##### SOURCE EXTRACT #####

It’s no secret that the campaign to nullify the Electoral College with the National Popular Vote interstate compact (NPV) has lost steam. Just consider recent events in Maine and Nevada. 

Maine barely passed NPV last year in the face of bipartisan opposition. Gov. Janet Mills refused to sign it, but did allow it to take effect. This  year, it barely survived a repeal effort. The bill to withdraw from NPV passed the House easily and lost in the Senate by one vote. 

In Nevada, after muscling a proposed constitutional amendment through the legislature in 2023, NPV dropped the ball. They never even bothered to show up this year to try to get it passed the necessary second time before it could go to Nevada voters. 

Despite NPV bluster about putting the compact into effect for the 2028 election, no state held even a single hearing to pass the compact this year. The pressure was in the other direction: three states heard repeal efforts in committee (Colorado and Rhode Island joined Maine as members considering withdrawing from the compact).

What do you do when you can’t make headway in the normal legislative process? Some NPV allies say the answer is to use federal power to coerce states to join. That, at least, is my takeaway from something called Project 2029, which aims to lay out a left-of-center agenda for a future Democratic presidential administration. The very first – and as of my writing, the only – proposal by the group is a scheme to use the power of the federal government to jam NPV through states that otherwise aren’t interested.

#####

> _AIM A_
Print the saved entries word for word, starting with their first line and going on through the line that contains "login-button[interactable]: login [75, 401, 158, 437]", including both.
> _AIM B_
Carry on the piece about the National Popular Vote compact, starting right after its last sentence.

##### RECORDS SHOWN #####

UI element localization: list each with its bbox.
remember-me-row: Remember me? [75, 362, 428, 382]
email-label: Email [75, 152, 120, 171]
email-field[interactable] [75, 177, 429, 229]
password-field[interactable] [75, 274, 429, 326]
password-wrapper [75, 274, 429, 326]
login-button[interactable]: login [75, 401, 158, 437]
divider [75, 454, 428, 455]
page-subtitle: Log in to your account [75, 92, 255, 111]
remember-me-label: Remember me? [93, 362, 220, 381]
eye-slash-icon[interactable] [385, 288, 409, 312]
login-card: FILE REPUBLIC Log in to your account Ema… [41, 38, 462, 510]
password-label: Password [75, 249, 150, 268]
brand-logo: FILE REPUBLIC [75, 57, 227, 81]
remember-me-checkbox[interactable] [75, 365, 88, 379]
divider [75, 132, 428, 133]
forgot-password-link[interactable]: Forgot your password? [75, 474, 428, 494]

#####

> _TASK OUTPUT A_
UI element localization: list each with its bbox.
remember-me-row: Remember me? [75, 362, 428, 382]
email-label: Email [75, 152, 120, 171]
email-field[interactable] [75, 177, 429, 229]
password-field[interactable] [75, 274, 429, 326]
password-wrapper [75, 274, 429, 326]
login-button[interactable]: login [75, 401, 158, 437]

> _TASK OUTPUT B_
That’s not the way it’s described, of course – instead there’s lots of language saying things like “the [next Democratic] President should… encourage states to enhance election integrity by passing the NPVIC into law” and calling for “…bold executive action to encourage state support for the NPVIC.” Later in the piece it specifically targets funding by the Department of Homeland Security (DHS) and Federal Emergency Management Agency (FEMA), stating that the heads of those entities should “…heavily prioritize states that have already passed the NPVIC into law when issuing federal funds to state or local election offices or administrators…”

What an appalling idea – making disaster preparedness funding contingent on whether a state has joined NPV. Ironically. lobbyists for the NPV organization routinely claim (inaccurately) that federal disaster declarations and the federal funding that comes with them are improperly influenced by the Electoral College and the “winner take all” method that most states use for allocating electors, specifically that “battleground states” are twice as likely as “non-battleground states” to receive disaster declarations. I wonder if they’ll be just as concerned by their allies’ explicit plan to politicize disaster-preparedness and -relief funding as part of an effort to coerce states into joining NPV as they are the imaginary politicization they claim exists?